▶ _EXERCISE TASK_
Each entry below should be returned exactly as is, with the pictures removed.

Dataset entries on figures
┌────────

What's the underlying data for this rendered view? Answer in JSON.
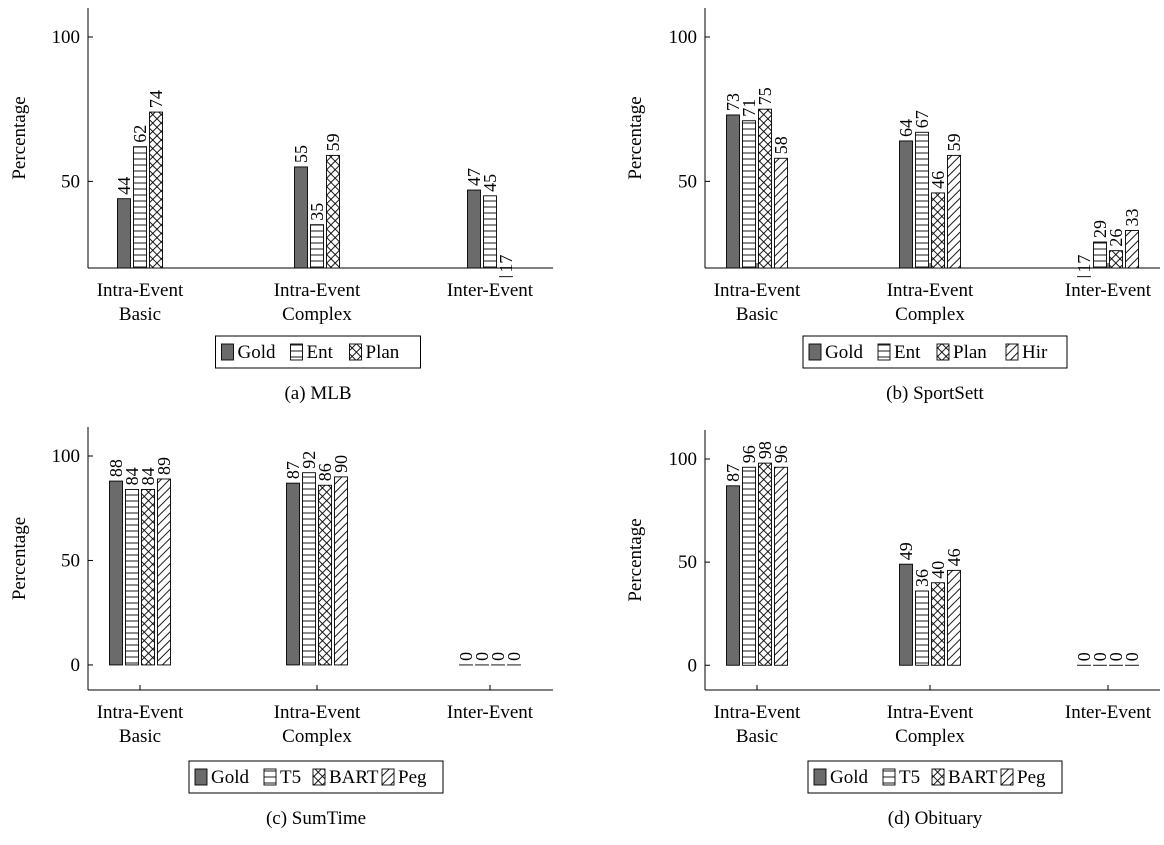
{
  "y_axis_label": "Percentage",
  "colors": {
    "gold": "#6b6b6b",
    "axis": "#000000",
    "pattern": "#000000"
  },
  "chart_data": [
    {
      "type": "bar",
      "caption": "(a) MLB",
      "ylabel": "Percentage",
      "ylim": [
        20,
        110
      ],
      "yticks": [
        50,
        100
      ],
      "categories": [
        [
          "Intra-Event",
          "Basic"
        ],
        [
          "Intra-Event",
          "Complex"
        ],
        [
          "Inter-Event"
        ]
      ],
      "legend_position": "bottom",
      "series": [
        {
          "name": "Gold",
          "pattern": "solid",
          "values": [
            44,
            55,
            47
          ]
        },
        {
          "name": "Ent",
          "pattern": "horizontal-lines",
          "values": [
            62,
            35,
            45
          ]
        },
        {
          "name": "Plan",
          "pattern": "crosshatch",
          "values": [
            74,
            59,
            17
          ]
        }
      ]
    },
    {
      "type": "bar",
      "caption": "(b) SportSett",
      "ylabel": "Percentage",
      "ylim": [
        20,
        110
      ],
      "yticks": [
        50,
        100
      ],
      "categories": [
        [
          "Intra-Event",
          "Basic"
        ],
        [
          "Intra-Event",
          "Complex"
        ],
        [
          "Inter-Event"
        ]
      ],
      "legend_position": "bottom",
      "series": [
        {
          "name": "Gold",
          "pattern": "solid",
          "values": [
            73,
            64,
            17
          ]
        },
        {
          "name": "Ent",
          "pattern": "horizontal-lines",
          "values": [
            71,
            67,
            29
          ]
        },
        {
          "name": "Plan",
          "pattern": "crosshatch",
          "values": [
            75,
            46,
            26
          ]
        },
        {
          "name": "Hir",
          "pattern": "diagonal-lines",
          "values": [
            58,
            59,
            33
          ]
        }
      ]
    },
    {
      "type": "bar",
      "caption": "(c) SumTime",
      "ylabel": "Percentage",
      "ylim": [
        -12,
        110
      ],
      "yticks": [
        0,
        50,
        100
      ],
      "categories": [
        [
          "Intra-Event",
          "Basic"
        ],
        [
          "Intra-Event",
          "Complex"
        ],
        [
          "Inter-Event"
        ]
      ],
      "legend_position": "bottom",
      "series": [
        {
          "name": "Gold",
          "pattern": "solid",
          "values": [
            88,
            87,
            0
          ]
        },
        {
          "name": "T5",
          "pattern": "horizontal-lines",
          "values": [
            84,
            92,
            0
          ]
        },
        {
          "name": "BART",
          "pattern": "crosshatch",
          "values": [
            84,
            86,
            0
          ]
        },
        {
          "name": "Peg",
          "pattern": "diagonal-lines",
          "values": [
            89,
            90,
            0
          ]
        }
      ]
    },
    {
      "type": "bar",
      "caption": "(d) Obituary",
      "ylabel": "Percentage",
      "ylim": [
        -12,
        110
      ],
      "yticks": [
        0,
        50,
        100
      ],
      "categories": [
        [
          "Intra-Event",
          "Basic"
        ],
        [
          "Intra-Event",
          "Complex"
        ],
        [
          "Inter-Event"
        ]
      ],
      "legend_position": "bottom",
      "series": [
        {
          "name": "Gold",
          "pattern": "solid",
          "values": [
            87,
            49,
            0
          ]
        },
        {
          "name": "T5",
          "pattern": "horizontal-lines",
          "values": [
            96,
            36,
            0
          ]
        },
        {
          "name": "BART",
          "pattern": "crosshatch",
          "values": [
            98,
            40,
            0
          ]
        },
        {
          "name": "Peg",
          "pattern": "diagonal-lines",
          "values": [
            96,
            46,
            0
          ]
        }
      ]
    }
  ]
}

└────────

▶ _PROBLEM SOLUTION_
What's the underlying data for this rendered view? Answer in JSON.
{
  "y_axis_label": "Percentage",
  "colors": {
    "gold": "#6b6b6b",
    "axis": "#000000",
    "pattern": "#000000"
  },
  "chart_data": [
    {
      "type": "bar",
      "caption": "(a) MLB",
      "ylabel": "Percentage",
      "ylim": [
        20,
        110
      ],
      "yticks": [
        50,
        100
      ],
      "categories": [
        [
          "Intra-Event",
          "Basic"
        ],
        [
          "Intra-Event",
          "Complex"
        ],
        [
          "Inter-Event"
        ]
      ],
      "legend_position": "bottom",
      "series": [
        {
          "name": "Gold",
          "pattern": "solid",
          "values": [
            44,
            55,
            47
          ]
        },
        {
          "name": "Ent",
          "pattern": "horizontal-lines",
          "values": [
            62,
            35,
            45
          ]
        },
        {
          "name": "Plan",
          "pattern": "crosshatch",
          "values": [
            74,
            59,
            17
          ]
        }
      ]
    },
    {
      "type": "bar",
      "caption": "(b) SportSett",
      "ylabel": "Percentage",
      "ylim": [
        20,
        110
      ],
      "yticks": [
        50,
        100
      ],
      "categories": [
        [
          "Intra-Event",
          "Basic"
        ],
        [
          "Intra-Event",
          "Complex"
        ],
        [
          "Inter-Event"
        ]
      ],
      "legend_position": "bottom",
      "series": [
        {
          "name": "Gold",
          "pattern": "solid",
          "values": [
            73,
            64,
            17
          ]
        },
        {
          "name": "Ent",
          "pattern": "horizontal-lines",
          "values": [
            71,
            67,
            29
          ]
        },
        {
          "name": "Plan",
          "pattern": "crosshatch",
          "values": [
            75,
            46,
            26
          ]
        },
        {
          "name": "Hir",
          "pattern": "diagonal-lines",
          "values": [
            58,
            59,
            33
          ]
        }
      ]
    },
    {
      "type": "bar",
      "caption": "(c) SumTime",
      "ylabel": "Percentage",
      "ylim": [
        -12,
        110
      ],
      "yticks": [
        0,
        50,
        100
      ],
      "categories": [
        [
          "Intra-Event",
          "Basic"
        ],
        [
          "Intra-Event",
          "Complex"
        ],
        [
          "Inter-Event"
        ]
      ],
      "legend_position": "bottom",
      "series": [
        {
          "name": "Gold",
          "pattern": "solid",
          "values": [
            88,
            87,
            0
          ]
        },
        {
          "name": "T5",
          "pattern": "horizontal-lines",
          "values": [
            84,
            92,
            0
          ]
        },
        {
          "name": "BART",
          "pattern": "crosshatch",
          "values": [
            84,
            86,
            0
          ]
        },
        {
          "name": "Peg",
          "pattern": "diagonal-lines",
          "values": [
            89,
            90,
            0
          ]
        }
      ]
    },
    {
      "type": "bar",
      "caption": "(d) Obituary",
      "ylabel": "Percentage",
      "ylim": [
        -12,
        110
      ],
      "yticks": [
        0,
        50,
        100
      ],
      "categories": [
        [
          "Intra-Event",
          "Basic"
        ],
        [
          "Intra-Event",
          "Complex"
        ],
        [
          "Inter-Event"
        ]
      ],
      "legend_position": "bottom",
      "series": [
        {
          "name": "Gold",
          "pattern": "solid",
          "values": [
            87,
            49,
            0
          ]
        },
        {
          "name": "T5",
          "pattern": "horizontal-lines",
          "values": [
            96,
            36,
            0
          ]
        },
        {
          "name": "BART",
          "pattern": "crosshatch",
          "values": [
            98,
            40,
            0
          ]
        },
        {
          "name": "Peg",
          "pattern": "diagonal-lines",
          "values": [
            96,
            46,
            0
          ]
        }
      ]
    }
  ]
}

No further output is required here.